— Start —
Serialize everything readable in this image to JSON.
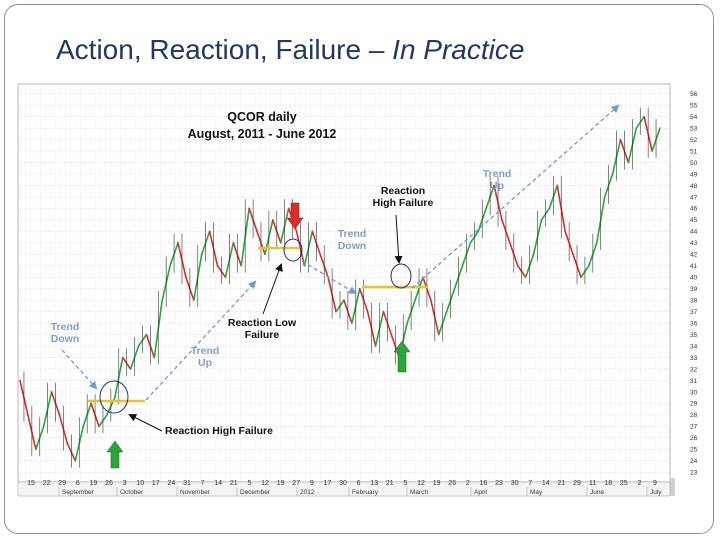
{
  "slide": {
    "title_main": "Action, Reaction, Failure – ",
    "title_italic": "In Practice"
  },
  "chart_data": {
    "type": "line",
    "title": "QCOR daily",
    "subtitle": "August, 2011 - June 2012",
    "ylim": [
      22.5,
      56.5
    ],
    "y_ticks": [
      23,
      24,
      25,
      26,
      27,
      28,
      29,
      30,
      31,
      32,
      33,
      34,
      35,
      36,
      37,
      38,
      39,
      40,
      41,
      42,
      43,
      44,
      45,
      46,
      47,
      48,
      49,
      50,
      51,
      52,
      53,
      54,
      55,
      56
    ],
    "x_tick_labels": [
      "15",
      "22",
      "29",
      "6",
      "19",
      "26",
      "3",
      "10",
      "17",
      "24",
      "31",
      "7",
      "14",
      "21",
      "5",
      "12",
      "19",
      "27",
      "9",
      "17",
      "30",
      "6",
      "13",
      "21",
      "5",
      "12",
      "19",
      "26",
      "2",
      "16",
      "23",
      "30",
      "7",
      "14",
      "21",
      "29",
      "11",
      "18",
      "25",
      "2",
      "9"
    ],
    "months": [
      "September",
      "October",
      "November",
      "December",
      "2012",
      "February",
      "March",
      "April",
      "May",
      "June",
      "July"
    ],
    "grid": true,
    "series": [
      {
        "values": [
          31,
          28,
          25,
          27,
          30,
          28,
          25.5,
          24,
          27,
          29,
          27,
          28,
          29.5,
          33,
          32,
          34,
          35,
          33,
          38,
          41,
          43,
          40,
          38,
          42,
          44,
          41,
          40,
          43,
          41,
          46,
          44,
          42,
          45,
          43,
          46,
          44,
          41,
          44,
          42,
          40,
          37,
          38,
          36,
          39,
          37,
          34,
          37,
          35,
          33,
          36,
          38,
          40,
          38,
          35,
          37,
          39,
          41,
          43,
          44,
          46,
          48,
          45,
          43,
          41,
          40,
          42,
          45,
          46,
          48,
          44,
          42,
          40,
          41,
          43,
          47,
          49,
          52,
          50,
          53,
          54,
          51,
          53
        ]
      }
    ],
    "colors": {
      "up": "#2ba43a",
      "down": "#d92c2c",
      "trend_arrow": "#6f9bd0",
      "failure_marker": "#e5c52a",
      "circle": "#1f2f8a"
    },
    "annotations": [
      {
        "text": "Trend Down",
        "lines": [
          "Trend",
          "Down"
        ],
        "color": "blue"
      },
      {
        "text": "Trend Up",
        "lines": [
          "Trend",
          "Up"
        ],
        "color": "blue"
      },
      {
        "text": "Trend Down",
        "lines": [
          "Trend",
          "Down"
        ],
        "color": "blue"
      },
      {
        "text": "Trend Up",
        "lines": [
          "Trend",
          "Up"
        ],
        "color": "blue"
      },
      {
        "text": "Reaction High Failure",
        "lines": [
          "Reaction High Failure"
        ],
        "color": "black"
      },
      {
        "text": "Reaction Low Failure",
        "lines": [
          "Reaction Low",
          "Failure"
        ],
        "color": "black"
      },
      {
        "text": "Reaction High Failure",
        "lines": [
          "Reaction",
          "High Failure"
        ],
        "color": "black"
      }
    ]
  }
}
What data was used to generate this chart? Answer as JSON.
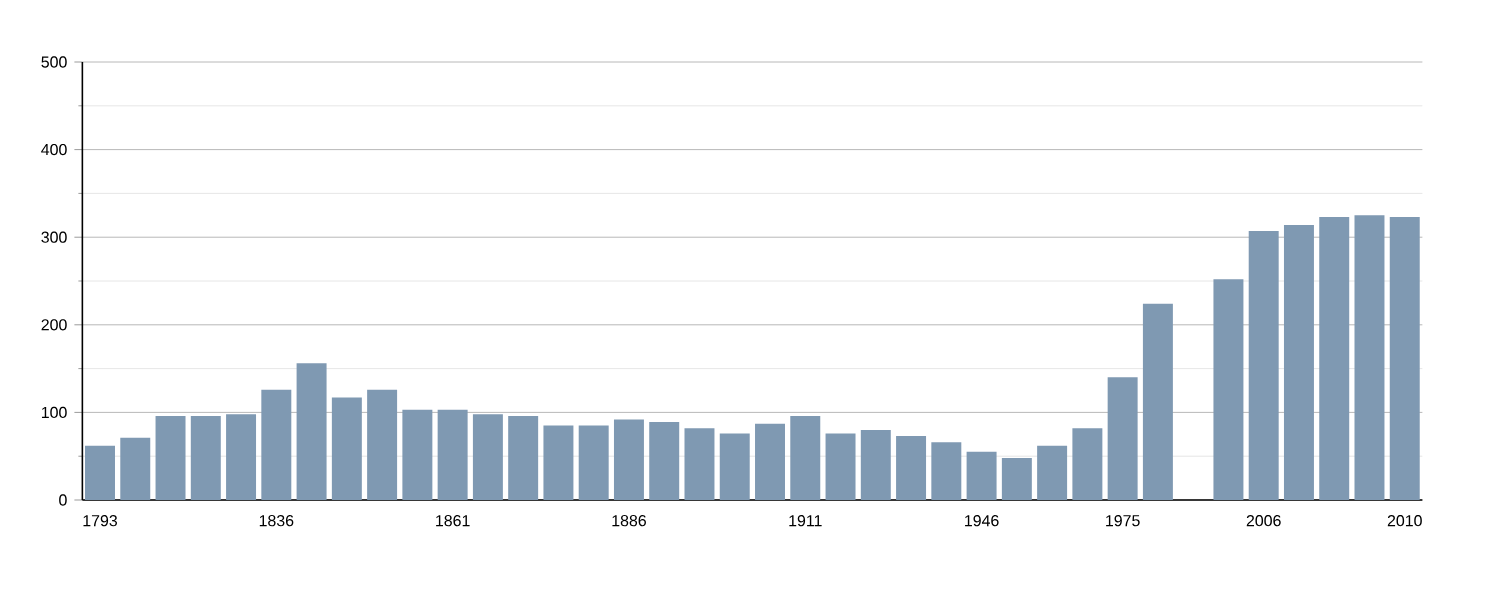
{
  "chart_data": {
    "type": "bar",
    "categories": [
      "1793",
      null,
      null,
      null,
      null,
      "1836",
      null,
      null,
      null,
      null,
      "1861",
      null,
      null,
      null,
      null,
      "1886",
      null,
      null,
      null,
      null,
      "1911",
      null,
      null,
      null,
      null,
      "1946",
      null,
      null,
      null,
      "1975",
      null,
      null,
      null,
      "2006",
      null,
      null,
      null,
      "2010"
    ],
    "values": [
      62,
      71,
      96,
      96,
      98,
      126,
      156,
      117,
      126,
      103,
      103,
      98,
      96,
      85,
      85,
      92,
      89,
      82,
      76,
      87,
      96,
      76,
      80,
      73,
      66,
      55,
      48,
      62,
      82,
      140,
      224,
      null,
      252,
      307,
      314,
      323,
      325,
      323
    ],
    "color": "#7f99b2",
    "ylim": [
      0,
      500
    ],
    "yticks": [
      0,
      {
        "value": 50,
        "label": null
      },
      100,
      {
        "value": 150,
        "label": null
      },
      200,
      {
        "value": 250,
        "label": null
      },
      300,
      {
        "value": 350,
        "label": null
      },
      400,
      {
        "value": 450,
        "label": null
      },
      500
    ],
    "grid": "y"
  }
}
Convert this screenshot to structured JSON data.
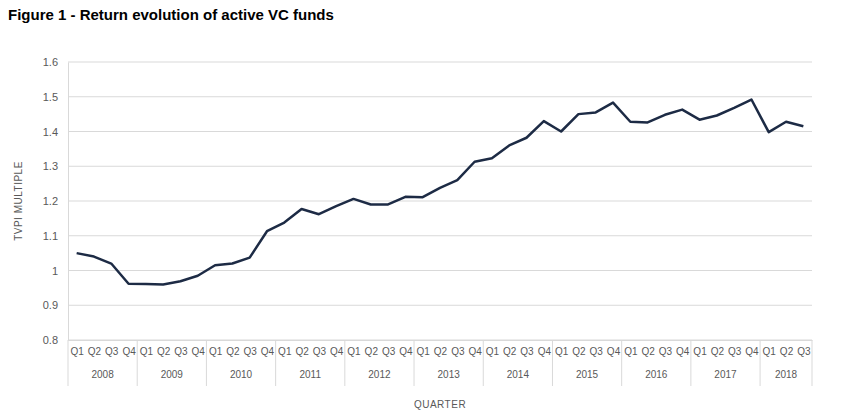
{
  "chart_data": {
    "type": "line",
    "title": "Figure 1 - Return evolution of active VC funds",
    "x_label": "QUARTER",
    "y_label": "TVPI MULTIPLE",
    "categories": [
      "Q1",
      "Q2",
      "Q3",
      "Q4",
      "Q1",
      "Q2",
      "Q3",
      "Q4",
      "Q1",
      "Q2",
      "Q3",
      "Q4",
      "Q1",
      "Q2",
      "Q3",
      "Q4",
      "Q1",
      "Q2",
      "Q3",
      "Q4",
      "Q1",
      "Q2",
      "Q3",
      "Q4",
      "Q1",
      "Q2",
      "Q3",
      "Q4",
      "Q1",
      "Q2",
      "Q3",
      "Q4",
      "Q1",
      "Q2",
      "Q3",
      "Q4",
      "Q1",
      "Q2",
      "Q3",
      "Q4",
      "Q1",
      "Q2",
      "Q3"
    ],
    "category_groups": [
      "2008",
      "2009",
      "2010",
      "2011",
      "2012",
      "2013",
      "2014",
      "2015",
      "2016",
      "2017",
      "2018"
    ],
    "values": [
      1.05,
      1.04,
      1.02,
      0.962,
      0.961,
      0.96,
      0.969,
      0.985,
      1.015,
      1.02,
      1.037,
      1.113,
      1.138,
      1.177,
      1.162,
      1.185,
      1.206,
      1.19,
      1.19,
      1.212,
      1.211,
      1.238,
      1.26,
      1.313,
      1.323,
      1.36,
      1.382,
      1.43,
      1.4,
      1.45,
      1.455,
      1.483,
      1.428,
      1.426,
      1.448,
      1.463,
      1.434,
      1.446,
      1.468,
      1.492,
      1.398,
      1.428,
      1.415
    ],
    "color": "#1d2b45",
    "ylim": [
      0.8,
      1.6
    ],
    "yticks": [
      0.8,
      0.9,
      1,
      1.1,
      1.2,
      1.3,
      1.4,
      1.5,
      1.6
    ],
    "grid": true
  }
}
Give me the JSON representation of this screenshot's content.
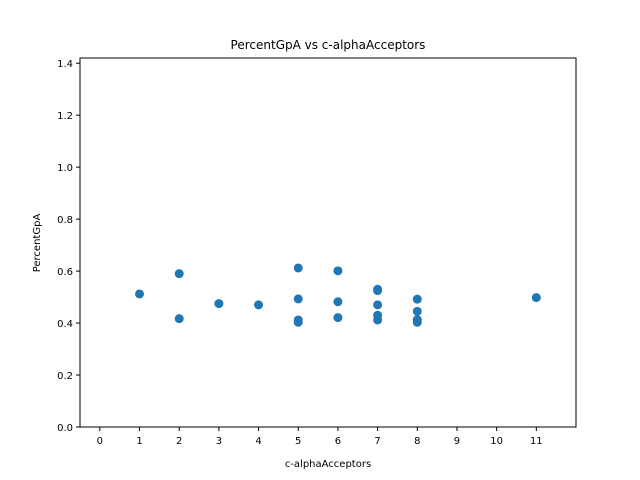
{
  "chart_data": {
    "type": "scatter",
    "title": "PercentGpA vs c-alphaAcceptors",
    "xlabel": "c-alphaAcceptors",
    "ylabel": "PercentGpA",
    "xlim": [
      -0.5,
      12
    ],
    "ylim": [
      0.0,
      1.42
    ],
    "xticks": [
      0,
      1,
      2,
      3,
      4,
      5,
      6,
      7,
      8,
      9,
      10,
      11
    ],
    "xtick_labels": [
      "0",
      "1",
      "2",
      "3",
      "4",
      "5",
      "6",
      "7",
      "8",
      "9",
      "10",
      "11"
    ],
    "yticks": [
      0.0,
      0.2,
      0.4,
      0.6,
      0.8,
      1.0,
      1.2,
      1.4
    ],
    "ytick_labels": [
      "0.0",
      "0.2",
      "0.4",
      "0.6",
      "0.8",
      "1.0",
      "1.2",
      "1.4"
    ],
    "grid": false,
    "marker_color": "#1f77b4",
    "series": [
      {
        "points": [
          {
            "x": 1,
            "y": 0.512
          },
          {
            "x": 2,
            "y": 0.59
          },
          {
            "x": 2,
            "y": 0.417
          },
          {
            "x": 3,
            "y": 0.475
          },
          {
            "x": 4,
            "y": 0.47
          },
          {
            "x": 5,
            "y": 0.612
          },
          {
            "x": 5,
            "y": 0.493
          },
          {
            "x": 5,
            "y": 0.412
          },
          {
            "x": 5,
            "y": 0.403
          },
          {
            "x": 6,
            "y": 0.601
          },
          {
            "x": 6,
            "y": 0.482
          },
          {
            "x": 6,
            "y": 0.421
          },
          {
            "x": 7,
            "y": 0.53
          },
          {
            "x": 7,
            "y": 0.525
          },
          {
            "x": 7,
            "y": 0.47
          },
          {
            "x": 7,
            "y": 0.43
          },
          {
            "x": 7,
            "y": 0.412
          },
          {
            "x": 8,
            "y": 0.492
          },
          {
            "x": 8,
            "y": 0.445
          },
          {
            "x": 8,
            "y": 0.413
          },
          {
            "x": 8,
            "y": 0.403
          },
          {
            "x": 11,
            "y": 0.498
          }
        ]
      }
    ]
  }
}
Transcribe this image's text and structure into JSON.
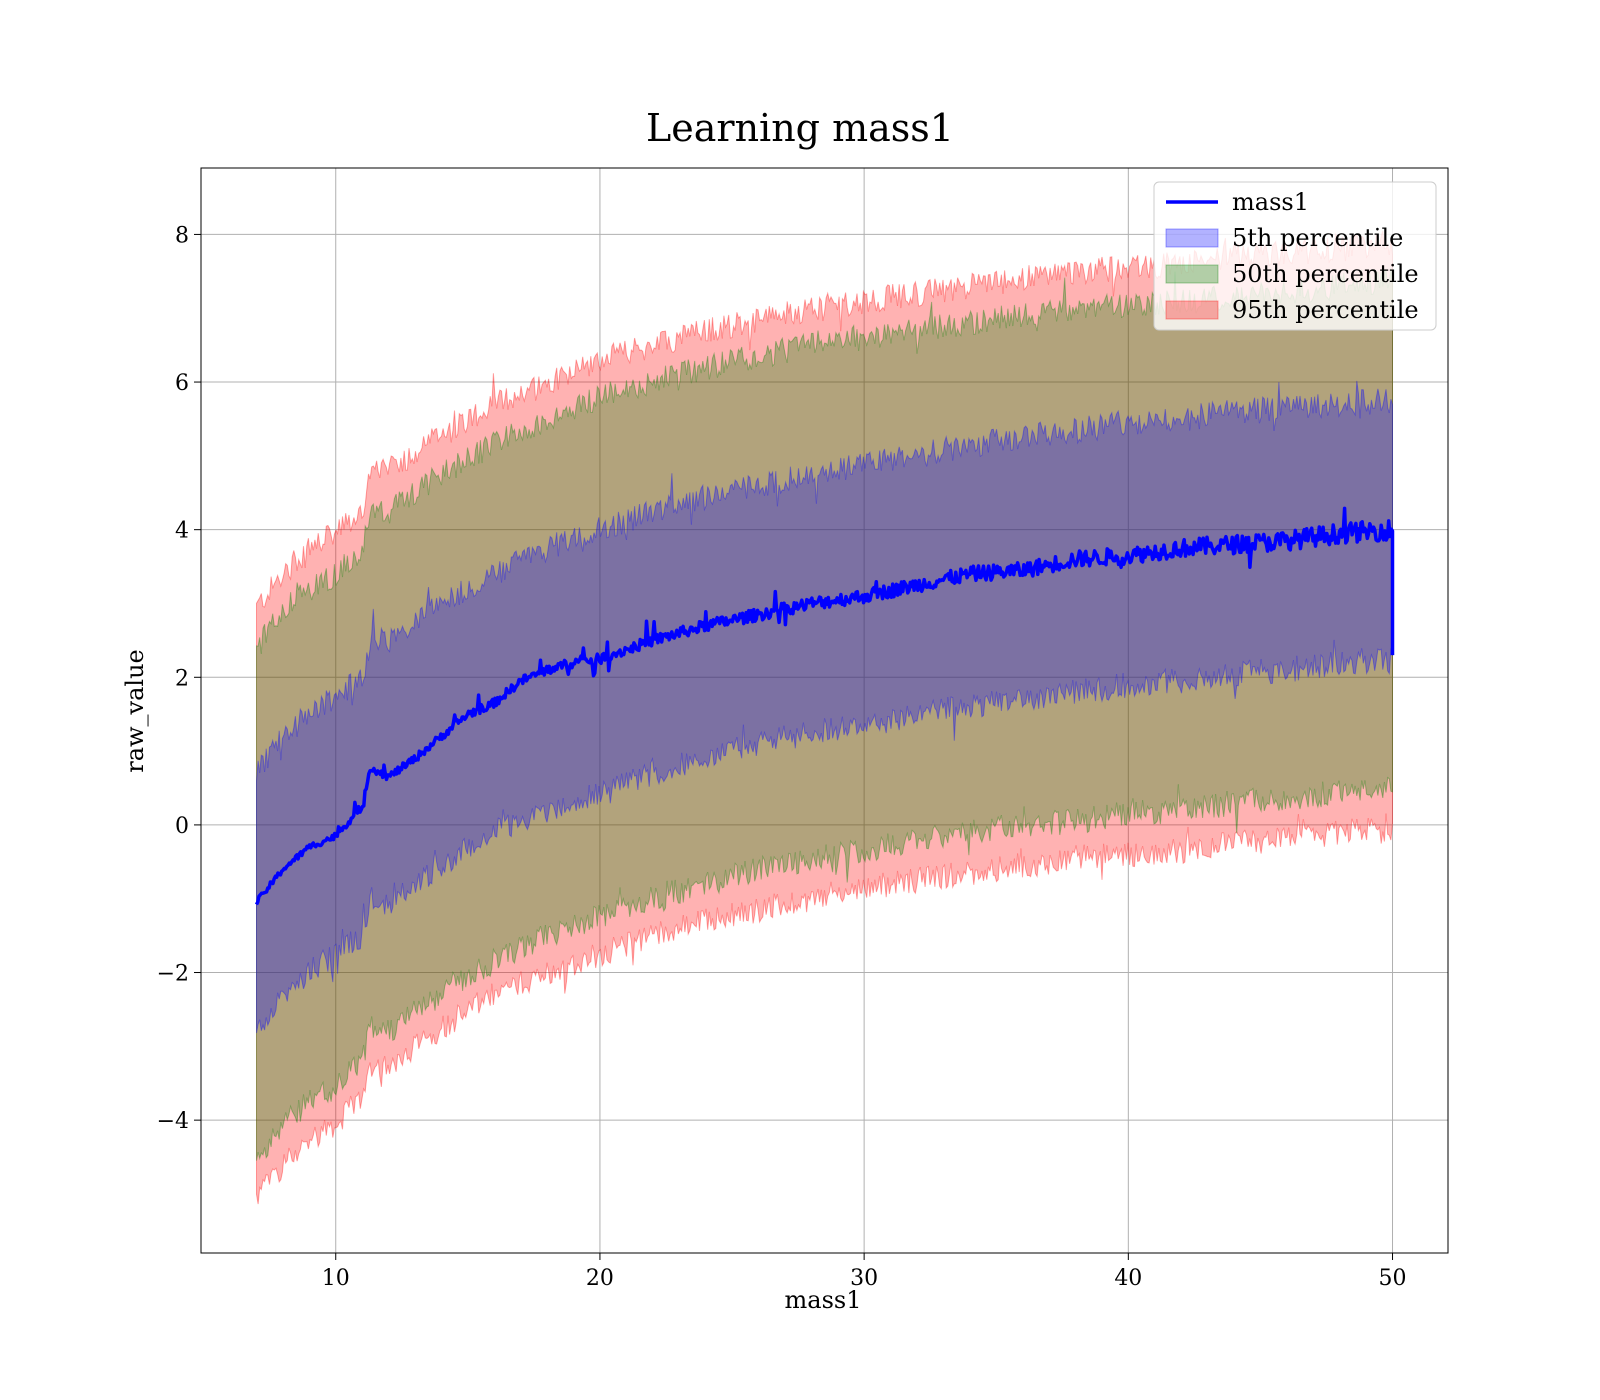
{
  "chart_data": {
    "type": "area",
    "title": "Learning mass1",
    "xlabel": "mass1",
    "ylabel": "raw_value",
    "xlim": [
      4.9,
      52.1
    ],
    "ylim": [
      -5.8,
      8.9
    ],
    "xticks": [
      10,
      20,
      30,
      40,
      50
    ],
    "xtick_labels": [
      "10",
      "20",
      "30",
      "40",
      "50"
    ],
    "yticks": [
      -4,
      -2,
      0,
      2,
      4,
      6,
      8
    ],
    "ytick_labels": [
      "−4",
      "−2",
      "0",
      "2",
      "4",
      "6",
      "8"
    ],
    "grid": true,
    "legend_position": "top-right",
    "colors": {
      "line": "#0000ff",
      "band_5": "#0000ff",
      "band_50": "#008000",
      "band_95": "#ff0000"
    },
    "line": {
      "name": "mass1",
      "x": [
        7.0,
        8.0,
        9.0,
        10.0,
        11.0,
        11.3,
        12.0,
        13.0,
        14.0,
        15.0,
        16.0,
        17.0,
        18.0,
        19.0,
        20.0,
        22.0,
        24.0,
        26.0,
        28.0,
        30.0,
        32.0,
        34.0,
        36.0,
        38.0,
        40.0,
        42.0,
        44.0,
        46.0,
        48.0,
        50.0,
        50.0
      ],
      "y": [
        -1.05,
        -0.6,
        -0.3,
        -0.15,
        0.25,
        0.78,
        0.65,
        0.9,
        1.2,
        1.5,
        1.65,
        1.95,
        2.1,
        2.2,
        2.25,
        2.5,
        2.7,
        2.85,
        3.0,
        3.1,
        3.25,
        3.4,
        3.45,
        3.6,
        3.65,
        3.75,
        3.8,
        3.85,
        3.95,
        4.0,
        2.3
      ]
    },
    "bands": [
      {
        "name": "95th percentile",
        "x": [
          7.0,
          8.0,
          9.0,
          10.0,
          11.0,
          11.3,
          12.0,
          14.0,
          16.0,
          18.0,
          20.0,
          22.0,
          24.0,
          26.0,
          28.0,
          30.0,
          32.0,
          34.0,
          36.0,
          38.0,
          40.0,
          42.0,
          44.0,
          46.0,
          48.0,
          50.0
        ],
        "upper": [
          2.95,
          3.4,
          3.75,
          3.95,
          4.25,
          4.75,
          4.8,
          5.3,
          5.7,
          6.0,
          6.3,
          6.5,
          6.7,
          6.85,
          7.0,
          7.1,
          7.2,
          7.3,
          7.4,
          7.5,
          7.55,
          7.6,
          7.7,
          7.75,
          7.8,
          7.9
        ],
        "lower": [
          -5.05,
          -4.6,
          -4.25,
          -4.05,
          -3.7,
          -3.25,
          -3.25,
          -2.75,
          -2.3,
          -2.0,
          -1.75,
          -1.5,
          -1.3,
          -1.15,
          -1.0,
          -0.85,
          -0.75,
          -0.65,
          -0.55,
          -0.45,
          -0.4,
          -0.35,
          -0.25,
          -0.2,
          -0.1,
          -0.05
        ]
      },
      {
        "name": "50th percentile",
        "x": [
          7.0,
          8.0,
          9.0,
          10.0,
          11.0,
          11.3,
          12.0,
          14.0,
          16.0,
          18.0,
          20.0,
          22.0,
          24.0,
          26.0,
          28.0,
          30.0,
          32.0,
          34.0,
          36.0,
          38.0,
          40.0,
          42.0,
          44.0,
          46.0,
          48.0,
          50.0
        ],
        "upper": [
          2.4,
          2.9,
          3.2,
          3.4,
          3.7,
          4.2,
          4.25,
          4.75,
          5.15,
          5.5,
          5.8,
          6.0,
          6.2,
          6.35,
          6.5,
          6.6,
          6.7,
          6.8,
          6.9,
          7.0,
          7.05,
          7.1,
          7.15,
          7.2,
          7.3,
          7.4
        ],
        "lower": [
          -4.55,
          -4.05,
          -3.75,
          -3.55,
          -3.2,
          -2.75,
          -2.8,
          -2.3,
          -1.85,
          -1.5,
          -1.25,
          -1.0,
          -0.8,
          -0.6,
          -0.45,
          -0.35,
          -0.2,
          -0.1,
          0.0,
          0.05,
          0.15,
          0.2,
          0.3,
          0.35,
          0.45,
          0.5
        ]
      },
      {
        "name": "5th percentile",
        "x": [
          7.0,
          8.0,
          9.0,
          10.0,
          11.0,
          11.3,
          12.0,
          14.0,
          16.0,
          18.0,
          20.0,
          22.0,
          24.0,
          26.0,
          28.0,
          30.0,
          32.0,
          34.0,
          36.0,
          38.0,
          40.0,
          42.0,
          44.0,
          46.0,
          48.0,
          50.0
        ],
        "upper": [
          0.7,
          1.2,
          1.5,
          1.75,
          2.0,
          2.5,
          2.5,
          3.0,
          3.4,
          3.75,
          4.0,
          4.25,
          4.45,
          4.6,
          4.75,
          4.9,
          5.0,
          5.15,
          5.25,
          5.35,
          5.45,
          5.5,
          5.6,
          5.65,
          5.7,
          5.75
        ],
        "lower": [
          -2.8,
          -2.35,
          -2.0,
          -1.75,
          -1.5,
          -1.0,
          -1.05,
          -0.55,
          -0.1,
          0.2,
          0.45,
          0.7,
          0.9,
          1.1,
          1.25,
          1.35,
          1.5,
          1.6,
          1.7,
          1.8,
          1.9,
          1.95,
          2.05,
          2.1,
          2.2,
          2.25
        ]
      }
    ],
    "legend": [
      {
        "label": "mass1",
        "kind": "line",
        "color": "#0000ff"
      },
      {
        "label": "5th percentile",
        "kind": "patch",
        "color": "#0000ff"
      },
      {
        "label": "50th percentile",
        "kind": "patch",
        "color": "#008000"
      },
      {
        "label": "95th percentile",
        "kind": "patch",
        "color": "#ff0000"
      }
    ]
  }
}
— End —
*Exercise task:* Show every line from the entries above in which the word "image" appears.

*Response to the task:*
Serialize everything readable in this image to JSON.
Transcribe this image's text and structure into JSON.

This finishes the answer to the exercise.